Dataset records
------------------------------------------------------------------------
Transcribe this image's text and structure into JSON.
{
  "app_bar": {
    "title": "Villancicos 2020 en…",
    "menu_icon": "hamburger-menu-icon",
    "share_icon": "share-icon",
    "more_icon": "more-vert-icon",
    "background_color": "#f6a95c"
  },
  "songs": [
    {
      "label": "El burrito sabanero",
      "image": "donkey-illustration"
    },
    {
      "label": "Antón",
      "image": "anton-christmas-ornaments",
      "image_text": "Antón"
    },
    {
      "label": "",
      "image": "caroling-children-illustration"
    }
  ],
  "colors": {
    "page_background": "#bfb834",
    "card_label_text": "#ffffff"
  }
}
------------------------------------------------------------------------
▶ **Objective**
Copy out each line in the preceding records that contains "illustration".

▶ **Written reply**
      "image": "donkey-illustration"
      "image": "caroling-children-illustration"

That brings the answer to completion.